--- START Information shown ---

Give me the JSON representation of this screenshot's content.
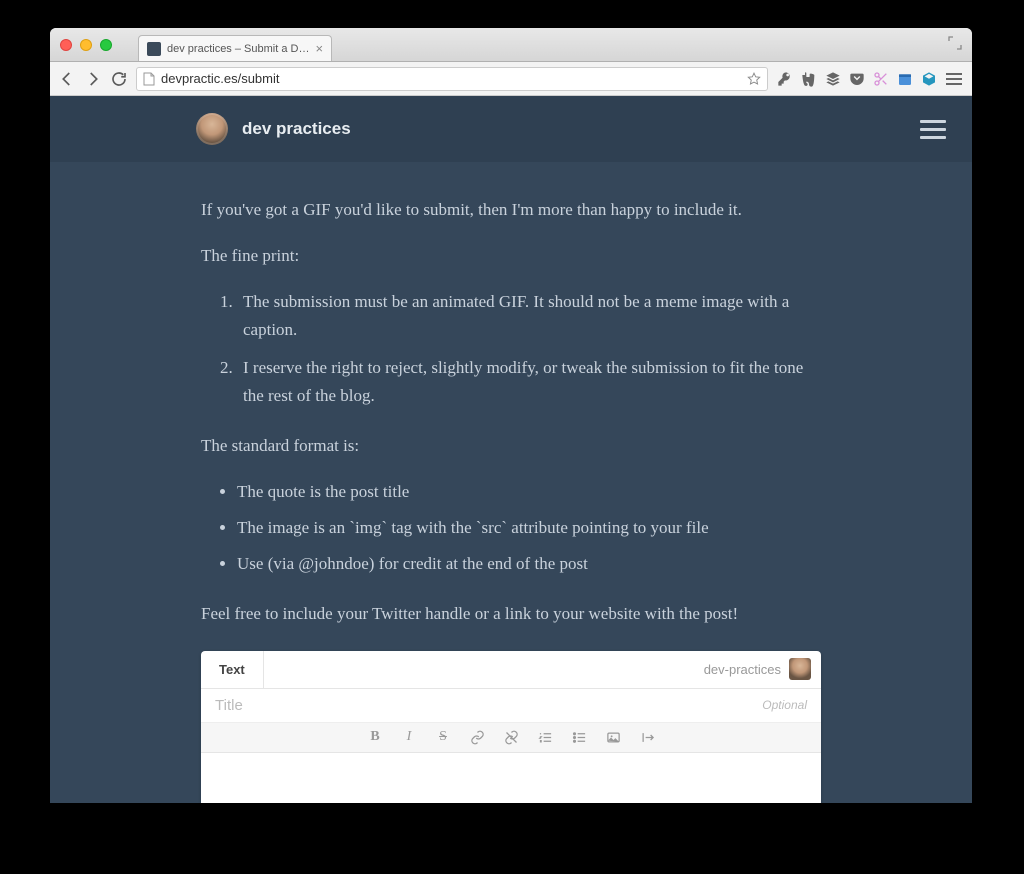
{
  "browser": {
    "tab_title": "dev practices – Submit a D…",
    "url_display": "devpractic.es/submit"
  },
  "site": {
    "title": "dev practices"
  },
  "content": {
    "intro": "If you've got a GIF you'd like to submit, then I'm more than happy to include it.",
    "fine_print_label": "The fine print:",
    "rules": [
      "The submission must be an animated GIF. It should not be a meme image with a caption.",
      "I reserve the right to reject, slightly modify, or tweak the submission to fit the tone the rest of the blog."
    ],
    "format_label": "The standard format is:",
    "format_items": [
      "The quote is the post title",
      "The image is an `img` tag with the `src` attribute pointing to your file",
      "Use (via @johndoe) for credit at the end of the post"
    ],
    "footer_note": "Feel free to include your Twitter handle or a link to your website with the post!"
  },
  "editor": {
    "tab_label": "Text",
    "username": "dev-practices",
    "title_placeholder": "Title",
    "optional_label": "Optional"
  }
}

--- END Information shown ---

*Prompt*:
Write out every line of the listing that holds the word "content".

*Output*:
Give me the JSON representation of this screenshot's content.
  "content": {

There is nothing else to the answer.